Provided data
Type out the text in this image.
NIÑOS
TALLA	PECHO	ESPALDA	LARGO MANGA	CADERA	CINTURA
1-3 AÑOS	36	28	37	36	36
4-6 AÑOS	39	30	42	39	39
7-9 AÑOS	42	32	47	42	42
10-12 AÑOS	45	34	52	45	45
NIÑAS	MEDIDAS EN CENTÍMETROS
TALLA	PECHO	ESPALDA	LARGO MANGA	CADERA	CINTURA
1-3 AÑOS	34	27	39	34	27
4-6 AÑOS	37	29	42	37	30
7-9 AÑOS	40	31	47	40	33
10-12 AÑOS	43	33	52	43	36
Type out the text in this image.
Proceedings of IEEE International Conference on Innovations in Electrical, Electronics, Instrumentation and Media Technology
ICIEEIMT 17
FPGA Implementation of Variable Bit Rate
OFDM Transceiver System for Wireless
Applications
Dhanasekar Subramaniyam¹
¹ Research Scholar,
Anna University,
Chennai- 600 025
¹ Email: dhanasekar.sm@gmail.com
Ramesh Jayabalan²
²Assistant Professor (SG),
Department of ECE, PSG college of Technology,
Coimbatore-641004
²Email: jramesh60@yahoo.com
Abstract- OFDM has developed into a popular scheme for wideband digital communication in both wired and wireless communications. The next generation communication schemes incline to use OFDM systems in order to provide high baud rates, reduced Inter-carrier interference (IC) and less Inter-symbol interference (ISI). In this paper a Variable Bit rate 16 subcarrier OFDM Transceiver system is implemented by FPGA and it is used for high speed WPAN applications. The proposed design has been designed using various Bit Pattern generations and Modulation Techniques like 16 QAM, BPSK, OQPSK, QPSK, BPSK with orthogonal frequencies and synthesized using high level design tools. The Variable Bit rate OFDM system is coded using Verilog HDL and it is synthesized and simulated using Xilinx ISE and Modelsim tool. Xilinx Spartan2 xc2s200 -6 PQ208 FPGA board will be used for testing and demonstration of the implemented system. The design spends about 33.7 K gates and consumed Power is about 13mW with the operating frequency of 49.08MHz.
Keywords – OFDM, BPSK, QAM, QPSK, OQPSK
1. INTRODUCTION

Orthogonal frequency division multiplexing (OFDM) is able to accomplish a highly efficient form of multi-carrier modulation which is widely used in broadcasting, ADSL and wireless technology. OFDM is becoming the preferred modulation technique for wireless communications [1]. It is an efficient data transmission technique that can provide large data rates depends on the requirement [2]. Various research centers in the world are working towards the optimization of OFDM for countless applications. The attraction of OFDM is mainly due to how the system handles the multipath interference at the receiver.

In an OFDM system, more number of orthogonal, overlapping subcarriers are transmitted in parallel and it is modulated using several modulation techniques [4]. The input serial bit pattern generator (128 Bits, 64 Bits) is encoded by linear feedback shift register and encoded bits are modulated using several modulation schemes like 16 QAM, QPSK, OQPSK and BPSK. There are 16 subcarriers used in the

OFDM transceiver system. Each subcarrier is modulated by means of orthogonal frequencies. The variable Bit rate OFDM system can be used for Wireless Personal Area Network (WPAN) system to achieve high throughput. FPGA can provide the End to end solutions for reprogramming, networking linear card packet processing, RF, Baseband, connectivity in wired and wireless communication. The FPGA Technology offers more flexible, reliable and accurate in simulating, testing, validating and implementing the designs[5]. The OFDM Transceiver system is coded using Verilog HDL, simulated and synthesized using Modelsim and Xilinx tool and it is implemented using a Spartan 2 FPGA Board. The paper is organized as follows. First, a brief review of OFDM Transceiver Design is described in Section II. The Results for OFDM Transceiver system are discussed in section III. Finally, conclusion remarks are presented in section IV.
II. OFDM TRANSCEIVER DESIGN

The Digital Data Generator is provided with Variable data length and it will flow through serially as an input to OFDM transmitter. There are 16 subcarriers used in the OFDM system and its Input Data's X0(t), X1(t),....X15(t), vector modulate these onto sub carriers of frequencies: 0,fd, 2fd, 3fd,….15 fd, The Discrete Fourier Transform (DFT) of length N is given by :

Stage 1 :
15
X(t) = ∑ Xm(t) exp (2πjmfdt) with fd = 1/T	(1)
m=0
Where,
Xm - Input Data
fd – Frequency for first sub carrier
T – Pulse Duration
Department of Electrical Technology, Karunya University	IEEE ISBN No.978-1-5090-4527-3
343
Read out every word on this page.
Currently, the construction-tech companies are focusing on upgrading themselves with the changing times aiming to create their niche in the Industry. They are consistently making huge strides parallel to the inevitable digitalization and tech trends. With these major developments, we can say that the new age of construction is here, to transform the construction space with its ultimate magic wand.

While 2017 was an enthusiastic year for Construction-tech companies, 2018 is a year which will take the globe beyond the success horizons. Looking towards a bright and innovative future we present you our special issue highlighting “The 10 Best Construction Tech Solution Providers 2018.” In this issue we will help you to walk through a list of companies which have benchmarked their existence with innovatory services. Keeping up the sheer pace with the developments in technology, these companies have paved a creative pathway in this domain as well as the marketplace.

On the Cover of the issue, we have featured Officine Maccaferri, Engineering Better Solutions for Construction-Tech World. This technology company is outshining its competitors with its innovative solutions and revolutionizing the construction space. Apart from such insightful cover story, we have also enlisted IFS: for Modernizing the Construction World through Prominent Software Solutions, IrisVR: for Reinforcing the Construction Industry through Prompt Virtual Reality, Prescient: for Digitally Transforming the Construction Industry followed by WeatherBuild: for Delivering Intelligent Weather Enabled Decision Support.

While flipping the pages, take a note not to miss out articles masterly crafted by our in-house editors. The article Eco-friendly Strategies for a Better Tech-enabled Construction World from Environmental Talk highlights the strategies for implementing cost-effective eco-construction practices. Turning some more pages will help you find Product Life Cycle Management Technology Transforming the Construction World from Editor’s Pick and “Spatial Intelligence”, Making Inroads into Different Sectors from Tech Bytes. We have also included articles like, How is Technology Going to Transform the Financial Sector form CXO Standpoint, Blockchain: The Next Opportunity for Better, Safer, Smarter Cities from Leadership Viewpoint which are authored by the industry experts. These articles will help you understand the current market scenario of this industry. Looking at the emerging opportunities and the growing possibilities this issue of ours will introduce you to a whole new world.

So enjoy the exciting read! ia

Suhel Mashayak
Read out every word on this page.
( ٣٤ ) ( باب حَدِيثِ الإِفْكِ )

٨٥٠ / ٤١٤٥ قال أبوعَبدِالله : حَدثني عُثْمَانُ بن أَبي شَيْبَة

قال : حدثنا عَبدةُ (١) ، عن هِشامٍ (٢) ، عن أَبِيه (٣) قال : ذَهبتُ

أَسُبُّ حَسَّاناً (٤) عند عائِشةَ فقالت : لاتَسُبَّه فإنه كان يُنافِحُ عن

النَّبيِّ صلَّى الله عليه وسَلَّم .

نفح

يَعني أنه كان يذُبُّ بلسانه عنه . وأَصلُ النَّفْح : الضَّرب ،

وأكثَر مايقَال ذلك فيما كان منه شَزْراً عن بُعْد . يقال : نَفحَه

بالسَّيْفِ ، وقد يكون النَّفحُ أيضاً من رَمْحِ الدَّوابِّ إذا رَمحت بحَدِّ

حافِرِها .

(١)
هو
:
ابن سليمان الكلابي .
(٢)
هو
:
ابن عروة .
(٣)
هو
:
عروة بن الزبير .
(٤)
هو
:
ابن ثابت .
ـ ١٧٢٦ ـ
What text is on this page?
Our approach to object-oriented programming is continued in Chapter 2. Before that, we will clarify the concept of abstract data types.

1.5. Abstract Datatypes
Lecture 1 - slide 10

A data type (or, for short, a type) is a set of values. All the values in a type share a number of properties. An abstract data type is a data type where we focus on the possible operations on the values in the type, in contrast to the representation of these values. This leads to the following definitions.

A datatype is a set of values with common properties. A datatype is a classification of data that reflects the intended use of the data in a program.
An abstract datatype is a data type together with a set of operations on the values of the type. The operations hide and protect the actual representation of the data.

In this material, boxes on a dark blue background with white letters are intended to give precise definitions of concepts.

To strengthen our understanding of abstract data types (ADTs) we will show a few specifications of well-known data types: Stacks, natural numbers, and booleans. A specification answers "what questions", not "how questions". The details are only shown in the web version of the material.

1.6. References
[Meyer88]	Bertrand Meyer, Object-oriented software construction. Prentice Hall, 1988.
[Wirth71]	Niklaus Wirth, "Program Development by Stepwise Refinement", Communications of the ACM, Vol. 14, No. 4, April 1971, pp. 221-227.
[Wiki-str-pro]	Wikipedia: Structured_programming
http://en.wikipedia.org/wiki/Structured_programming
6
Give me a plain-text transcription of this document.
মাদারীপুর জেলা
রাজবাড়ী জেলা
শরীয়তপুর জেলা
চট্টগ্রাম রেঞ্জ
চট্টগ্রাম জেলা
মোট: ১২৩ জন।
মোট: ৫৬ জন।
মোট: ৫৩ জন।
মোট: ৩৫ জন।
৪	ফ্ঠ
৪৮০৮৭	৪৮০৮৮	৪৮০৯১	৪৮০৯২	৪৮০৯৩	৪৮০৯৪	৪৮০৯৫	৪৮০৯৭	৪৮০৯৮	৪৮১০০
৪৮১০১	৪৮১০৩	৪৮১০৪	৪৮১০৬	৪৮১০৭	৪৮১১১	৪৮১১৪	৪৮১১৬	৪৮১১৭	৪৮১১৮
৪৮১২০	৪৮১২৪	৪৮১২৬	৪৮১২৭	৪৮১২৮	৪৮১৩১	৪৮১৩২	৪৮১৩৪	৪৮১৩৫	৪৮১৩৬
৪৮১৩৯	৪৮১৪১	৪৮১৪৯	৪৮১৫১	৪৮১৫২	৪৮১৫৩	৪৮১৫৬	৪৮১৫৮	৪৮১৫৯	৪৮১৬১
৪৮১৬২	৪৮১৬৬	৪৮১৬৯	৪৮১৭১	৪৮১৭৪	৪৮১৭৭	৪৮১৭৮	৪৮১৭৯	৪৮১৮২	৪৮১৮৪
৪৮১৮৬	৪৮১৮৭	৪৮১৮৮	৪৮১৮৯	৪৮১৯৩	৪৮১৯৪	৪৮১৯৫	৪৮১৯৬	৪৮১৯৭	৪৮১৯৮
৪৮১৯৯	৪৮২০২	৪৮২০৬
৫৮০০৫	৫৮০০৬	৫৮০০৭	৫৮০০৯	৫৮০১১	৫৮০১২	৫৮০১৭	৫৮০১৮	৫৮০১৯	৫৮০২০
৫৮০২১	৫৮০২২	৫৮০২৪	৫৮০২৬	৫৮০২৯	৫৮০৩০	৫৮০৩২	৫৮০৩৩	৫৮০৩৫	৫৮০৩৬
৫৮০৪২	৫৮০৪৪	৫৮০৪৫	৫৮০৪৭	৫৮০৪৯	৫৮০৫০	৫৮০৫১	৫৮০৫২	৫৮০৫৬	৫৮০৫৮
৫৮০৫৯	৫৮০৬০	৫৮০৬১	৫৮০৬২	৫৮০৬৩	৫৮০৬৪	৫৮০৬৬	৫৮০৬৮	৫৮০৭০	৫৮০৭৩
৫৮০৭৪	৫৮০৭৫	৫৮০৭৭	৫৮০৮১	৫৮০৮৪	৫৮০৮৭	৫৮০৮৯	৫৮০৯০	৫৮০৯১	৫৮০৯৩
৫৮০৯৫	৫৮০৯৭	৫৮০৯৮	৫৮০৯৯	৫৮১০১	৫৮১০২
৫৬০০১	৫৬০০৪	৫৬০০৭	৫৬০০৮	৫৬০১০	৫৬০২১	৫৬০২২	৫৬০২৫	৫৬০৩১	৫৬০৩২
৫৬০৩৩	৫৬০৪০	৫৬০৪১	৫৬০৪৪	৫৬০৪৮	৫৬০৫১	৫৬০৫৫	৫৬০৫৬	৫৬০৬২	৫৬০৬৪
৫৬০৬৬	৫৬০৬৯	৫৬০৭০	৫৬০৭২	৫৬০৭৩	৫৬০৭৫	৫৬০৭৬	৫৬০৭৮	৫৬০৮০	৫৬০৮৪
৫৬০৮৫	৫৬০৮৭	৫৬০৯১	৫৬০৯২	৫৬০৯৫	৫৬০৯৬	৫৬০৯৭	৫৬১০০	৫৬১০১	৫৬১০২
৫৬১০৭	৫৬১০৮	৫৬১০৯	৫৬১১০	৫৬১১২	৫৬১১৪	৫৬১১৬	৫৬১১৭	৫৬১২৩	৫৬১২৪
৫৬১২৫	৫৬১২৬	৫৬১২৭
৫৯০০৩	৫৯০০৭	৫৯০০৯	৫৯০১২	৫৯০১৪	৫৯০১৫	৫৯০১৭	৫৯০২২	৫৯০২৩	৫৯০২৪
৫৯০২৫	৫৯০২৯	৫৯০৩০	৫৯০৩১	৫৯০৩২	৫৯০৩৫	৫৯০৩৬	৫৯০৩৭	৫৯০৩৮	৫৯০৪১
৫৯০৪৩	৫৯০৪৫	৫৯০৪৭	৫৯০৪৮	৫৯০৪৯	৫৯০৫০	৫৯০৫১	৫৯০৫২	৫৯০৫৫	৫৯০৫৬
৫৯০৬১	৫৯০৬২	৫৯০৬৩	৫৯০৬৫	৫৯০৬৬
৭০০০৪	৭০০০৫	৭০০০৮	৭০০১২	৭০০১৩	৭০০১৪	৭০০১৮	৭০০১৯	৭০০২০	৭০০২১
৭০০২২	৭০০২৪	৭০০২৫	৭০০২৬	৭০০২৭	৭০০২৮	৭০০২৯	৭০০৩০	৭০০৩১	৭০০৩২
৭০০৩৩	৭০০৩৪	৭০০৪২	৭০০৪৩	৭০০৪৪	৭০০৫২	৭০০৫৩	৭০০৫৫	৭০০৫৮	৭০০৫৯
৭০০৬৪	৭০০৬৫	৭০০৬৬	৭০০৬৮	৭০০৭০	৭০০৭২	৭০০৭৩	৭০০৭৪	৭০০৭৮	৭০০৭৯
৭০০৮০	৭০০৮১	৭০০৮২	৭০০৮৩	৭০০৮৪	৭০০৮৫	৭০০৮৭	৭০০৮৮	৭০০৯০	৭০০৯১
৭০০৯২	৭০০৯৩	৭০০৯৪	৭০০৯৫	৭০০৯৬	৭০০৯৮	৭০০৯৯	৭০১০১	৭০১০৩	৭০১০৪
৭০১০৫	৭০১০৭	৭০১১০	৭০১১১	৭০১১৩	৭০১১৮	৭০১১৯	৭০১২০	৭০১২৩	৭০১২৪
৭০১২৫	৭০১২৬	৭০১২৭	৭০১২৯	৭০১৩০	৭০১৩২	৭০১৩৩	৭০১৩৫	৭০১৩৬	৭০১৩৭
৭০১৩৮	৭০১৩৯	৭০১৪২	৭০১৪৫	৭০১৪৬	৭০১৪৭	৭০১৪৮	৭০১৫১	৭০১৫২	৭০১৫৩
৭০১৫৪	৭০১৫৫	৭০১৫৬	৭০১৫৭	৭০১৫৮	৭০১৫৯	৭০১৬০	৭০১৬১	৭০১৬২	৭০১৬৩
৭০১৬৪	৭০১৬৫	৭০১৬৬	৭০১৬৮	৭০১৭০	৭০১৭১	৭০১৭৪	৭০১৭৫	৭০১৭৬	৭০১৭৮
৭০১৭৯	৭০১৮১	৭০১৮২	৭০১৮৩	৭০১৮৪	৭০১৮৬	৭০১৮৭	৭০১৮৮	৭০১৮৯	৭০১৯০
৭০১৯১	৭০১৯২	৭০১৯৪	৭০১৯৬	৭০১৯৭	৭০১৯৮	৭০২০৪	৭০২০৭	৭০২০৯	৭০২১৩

Work to do
Report the number of lines of the listing above that hold the string "values", with no other text.

Full solution
3